TASK REQUIREMENTS:
Select, from the material below, each line with "CSCE" in it.
=== MATERIAL SUPPLIED ===
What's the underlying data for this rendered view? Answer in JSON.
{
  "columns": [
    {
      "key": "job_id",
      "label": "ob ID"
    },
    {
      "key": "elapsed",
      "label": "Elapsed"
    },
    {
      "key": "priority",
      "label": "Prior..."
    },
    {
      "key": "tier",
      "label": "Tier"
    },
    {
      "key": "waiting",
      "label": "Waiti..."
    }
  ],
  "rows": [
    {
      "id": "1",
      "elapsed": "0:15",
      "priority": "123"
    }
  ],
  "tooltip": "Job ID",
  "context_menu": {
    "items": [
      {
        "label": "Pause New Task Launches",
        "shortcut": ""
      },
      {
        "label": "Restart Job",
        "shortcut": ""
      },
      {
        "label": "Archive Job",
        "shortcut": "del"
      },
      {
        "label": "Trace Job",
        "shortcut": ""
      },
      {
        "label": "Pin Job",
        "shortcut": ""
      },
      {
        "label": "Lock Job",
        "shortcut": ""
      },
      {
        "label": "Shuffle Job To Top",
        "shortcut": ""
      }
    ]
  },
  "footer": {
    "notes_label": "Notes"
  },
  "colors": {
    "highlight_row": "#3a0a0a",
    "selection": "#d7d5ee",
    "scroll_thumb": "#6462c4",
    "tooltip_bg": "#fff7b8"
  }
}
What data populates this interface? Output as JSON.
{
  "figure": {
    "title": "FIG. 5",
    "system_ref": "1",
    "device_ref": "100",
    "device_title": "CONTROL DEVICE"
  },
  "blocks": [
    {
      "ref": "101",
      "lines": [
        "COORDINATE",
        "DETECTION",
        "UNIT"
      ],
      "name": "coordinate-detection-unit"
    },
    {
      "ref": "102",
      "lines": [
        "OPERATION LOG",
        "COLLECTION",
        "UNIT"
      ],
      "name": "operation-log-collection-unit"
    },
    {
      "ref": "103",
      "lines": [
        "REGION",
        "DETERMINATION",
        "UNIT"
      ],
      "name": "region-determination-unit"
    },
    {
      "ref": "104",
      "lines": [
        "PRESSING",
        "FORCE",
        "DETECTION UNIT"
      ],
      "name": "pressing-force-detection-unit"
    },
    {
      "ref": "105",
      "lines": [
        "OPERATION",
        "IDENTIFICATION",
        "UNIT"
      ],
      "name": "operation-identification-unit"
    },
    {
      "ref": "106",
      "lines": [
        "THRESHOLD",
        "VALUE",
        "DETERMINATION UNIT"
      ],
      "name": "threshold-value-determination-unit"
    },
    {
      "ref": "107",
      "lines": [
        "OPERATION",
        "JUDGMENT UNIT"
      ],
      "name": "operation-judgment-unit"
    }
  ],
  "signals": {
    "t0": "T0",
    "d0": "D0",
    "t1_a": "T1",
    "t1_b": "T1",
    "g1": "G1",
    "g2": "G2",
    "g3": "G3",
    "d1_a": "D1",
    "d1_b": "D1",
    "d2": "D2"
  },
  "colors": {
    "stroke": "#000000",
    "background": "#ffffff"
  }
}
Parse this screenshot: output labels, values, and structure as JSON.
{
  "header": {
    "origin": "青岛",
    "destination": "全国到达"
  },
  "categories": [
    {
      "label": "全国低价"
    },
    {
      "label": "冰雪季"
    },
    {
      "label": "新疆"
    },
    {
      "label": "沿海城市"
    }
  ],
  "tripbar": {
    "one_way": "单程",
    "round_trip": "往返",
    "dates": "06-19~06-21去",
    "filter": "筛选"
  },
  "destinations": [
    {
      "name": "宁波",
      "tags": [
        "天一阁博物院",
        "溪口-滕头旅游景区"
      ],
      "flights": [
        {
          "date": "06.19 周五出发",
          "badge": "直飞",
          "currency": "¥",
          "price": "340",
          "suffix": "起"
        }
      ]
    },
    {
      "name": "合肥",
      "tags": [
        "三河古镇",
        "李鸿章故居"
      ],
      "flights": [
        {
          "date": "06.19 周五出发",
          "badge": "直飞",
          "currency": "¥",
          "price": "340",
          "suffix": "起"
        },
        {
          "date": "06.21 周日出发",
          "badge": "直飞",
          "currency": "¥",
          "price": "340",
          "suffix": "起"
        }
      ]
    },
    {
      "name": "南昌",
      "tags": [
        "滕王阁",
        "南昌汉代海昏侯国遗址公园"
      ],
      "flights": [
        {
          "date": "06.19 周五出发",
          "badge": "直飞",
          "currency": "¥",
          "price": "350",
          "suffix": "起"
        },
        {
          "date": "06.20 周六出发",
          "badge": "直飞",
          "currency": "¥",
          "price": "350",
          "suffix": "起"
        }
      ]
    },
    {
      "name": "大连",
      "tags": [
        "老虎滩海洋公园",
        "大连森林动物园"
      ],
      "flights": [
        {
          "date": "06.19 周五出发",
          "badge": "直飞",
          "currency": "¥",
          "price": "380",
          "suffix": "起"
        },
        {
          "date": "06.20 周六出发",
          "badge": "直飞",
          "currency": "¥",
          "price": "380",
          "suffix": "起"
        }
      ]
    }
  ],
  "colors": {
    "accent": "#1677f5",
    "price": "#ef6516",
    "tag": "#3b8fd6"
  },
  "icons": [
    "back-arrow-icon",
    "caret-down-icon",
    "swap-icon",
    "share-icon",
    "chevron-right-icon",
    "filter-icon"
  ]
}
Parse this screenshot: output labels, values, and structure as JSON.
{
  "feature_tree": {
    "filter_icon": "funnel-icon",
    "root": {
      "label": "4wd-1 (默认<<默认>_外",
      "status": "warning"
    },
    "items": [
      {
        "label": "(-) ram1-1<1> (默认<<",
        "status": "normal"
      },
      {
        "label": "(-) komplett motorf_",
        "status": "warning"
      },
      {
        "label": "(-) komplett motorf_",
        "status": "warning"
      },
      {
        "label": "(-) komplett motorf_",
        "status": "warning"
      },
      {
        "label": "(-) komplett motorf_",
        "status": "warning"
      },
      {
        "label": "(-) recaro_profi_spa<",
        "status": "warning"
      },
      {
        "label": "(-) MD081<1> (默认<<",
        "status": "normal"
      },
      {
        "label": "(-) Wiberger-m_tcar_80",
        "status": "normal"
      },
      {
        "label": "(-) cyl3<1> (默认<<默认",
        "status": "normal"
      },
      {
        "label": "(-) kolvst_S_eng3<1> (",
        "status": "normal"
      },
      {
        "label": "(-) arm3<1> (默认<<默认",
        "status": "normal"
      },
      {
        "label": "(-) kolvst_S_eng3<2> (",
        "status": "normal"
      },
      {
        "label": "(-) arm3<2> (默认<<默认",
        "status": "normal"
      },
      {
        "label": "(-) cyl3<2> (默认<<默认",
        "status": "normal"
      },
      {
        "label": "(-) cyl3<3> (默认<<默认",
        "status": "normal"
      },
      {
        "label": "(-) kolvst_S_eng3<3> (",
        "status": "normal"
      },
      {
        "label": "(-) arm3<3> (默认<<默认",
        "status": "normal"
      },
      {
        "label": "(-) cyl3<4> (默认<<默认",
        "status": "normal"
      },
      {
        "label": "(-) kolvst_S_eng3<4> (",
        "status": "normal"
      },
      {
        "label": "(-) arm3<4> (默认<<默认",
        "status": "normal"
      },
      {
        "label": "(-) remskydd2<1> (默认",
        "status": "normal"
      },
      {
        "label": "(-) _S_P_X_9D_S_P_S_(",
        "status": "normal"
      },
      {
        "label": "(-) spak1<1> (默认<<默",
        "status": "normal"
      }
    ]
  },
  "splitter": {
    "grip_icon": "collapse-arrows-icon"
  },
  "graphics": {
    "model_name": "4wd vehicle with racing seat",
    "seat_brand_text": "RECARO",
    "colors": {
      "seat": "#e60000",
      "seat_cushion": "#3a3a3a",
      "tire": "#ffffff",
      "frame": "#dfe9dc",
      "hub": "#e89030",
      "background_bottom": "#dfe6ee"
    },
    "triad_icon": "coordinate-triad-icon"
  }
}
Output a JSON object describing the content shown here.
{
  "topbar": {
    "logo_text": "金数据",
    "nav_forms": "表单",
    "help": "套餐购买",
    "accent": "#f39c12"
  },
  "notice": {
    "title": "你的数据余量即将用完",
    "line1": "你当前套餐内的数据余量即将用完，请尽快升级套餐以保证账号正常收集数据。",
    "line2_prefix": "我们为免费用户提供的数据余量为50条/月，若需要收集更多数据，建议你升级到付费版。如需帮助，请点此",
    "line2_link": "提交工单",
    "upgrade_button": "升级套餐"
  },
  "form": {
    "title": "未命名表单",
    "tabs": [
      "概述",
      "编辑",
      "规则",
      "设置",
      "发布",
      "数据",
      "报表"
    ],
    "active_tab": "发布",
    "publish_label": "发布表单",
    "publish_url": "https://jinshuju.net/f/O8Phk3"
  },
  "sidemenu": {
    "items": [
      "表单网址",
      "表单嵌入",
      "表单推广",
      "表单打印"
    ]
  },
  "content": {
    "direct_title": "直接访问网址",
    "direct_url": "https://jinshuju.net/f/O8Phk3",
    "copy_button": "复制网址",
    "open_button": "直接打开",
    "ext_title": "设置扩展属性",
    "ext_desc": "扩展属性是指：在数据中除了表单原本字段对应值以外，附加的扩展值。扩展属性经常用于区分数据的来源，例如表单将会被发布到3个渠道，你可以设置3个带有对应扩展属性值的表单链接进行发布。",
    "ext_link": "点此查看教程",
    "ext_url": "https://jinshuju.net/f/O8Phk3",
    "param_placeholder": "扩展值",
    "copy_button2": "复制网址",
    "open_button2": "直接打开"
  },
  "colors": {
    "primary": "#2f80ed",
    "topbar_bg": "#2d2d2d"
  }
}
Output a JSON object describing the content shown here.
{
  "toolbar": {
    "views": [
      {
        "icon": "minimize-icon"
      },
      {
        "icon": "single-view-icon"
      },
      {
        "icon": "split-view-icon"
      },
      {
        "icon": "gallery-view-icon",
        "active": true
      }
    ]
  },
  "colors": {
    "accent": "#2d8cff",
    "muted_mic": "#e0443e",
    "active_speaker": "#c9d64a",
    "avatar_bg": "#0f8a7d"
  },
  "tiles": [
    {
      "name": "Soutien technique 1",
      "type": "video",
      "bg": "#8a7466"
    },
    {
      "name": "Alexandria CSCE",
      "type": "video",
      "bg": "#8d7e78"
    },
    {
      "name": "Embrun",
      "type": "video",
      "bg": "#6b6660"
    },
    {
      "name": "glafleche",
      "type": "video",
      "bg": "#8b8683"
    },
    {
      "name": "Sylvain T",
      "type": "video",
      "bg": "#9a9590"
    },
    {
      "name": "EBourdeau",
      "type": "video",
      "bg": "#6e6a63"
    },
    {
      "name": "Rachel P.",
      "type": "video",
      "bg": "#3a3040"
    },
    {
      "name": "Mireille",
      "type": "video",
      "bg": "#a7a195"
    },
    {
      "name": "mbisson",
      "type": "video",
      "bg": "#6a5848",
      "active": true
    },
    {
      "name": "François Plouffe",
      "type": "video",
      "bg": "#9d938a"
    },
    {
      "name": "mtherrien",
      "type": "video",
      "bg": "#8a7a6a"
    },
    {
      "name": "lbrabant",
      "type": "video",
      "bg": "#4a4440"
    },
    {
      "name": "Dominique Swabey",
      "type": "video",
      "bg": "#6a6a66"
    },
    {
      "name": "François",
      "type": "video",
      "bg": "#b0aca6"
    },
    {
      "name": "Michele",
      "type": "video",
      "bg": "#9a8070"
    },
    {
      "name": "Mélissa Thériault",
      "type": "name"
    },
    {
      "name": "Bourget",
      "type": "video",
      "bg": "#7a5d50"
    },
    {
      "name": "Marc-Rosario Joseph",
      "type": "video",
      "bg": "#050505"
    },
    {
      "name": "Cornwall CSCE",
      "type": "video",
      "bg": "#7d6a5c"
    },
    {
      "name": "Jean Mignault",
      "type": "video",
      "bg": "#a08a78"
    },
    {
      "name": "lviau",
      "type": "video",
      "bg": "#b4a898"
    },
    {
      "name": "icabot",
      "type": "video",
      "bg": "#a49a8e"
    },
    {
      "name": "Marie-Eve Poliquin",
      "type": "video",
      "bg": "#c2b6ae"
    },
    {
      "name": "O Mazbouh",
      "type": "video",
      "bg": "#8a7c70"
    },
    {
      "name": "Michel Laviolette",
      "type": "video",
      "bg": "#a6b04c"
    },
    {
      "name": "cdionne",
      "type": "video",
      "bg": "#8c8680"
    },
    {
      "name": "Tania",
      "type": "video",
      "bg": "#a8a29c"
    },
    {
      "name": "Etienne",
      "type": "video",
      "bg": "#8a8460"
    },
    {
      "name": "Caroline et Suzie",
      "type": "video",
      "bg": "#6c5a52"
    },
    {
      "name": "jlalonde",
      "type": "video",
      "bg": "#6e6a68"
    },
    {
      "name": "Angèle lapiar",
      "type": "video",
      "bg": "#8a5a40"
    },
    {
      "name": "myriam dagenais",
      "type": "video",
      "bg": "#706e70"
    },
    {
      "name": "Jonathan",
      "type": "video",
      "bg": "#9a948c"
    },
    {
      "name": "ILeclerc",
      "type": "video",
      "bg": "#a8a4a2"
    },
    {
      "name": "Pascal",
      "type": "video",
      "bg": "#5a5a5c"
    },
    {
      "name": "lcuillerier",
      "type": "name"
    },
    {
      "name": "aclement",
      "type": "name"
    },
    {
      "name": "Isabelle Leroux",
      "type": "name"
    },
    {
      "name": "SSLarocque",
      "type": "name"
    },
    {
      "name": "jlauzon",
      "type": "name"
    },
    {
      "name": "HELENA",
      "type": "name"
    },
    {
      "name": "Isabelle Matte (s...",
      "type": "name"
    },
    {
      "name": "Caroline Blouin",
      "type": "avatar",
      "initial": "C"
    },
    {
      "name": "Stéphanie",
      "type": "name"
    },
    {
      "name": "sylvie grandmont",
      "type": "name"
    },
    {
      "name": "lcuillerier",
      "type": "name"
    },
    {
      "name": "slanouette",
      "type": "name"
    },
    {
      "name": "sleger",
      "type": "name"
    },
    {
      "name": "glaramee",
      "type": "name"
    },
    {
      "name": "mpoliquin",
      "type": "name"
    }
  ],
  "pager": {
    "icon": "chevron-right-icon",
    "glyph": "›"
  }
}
===
TASK RESULT:
      "name": "Alexandria CSCE",
      "name": "Cornwall CSCE",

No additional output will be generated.